» Task objective: Report the number of lines that include "this", with no additional text.

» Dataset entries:

══════════

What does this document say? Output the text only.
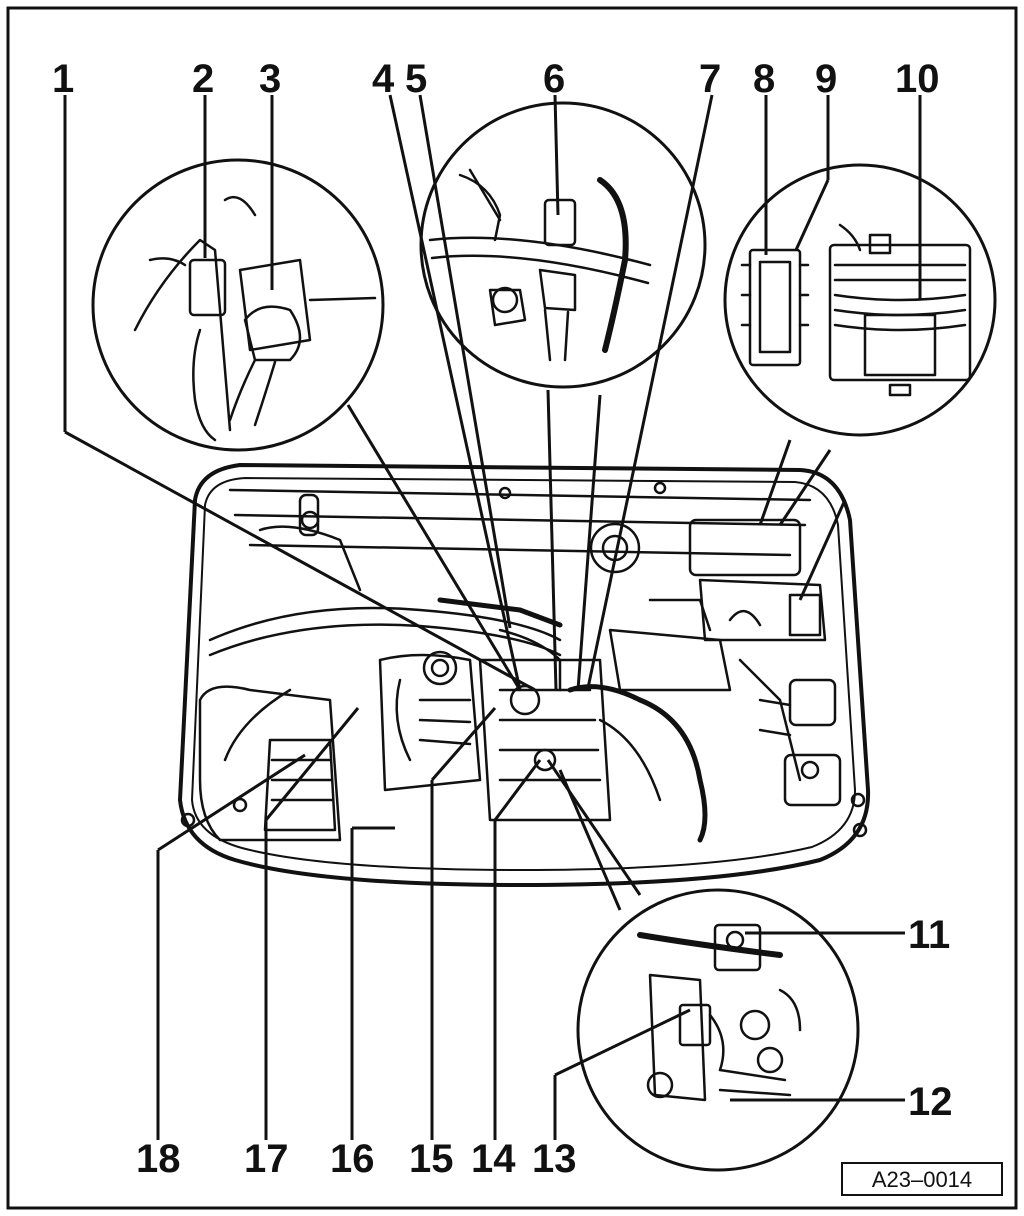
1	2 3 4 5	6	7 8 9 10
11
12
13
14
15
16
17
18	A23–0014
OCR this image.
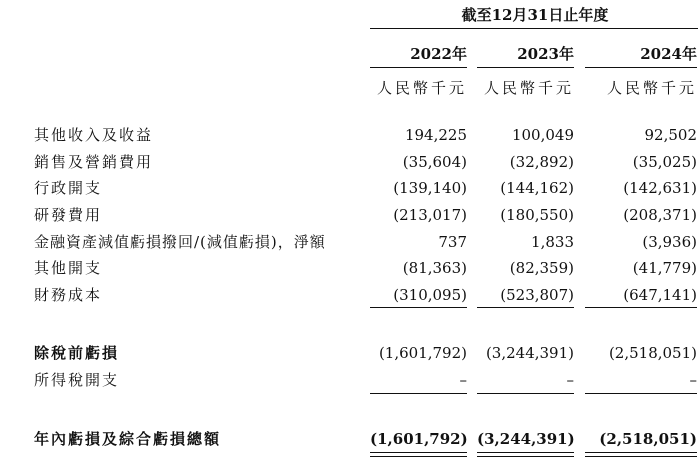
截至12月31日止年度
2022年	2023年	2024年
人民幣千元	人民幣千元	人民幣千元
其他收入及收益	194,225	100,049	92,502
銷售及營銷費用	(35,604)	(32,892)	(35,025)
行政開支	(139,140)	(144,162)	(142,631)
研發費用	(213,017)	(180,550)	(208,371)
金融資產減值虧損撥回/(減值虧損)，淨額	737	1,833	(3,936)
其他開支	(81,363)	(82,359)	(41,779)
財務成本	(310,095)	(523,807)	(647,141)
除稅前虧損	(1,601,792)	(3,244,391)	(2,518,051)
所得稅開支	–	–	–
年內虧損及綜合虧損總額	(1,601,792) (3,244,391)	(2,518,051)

══════════

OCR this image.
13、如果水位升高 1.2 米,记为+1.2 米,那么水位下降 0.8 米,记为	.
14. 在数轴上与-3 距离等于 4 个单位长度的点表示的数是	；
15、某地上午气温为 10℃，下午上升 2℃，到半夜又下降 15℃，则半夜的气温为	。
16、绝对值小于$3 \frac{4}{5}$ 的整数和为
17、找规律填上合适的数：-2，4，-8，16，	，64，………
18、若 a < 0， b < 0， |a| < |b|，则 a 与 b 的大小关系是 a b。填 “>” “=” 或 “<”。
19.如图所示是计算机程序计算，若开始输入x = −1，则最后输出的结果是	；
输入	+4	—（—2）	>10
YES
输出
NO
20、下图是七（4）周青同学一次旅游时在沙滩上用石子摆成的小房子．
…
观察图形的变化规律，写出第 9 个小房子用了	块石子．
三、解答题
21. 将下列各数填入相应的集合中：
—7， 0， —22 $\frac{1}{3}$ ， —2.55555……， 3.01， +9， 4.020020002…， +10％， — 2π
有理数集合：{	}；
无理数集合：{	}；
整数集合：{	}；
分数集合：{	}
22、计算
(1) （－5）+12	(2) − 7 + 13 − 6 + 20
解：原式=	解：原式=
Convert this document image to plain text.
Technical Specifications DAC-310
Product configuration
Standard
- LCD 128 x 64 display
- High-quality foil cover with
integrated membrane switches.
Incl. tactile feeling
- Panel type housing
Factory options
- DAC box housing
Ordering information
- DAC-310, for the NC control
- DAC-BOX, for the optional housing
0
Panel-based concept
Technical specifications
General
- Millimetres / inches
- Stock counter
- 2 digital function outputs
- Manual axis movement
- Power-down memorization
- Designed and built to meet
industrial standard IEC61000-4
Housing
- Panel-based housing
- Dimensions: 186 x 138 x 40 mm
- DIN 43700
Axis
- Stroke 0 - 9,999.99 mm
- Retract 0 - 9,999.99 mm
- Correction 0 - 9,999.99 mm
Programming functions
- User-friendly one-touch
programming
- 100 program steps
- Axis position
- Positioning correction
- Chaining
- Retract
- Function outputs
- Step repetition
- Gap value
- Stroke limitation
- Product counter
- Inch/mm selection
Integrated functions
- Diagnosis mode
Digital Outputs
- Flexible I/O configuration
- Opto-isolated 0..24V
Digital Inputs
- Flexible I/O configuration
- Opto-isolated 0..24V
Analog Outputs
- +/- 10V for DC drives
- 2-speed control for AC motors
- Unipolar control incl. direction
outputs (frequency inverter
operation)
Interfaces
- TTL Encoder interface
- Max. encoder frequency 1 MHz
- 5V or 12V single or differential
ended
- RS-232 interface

══════════

» Exercise answer: 4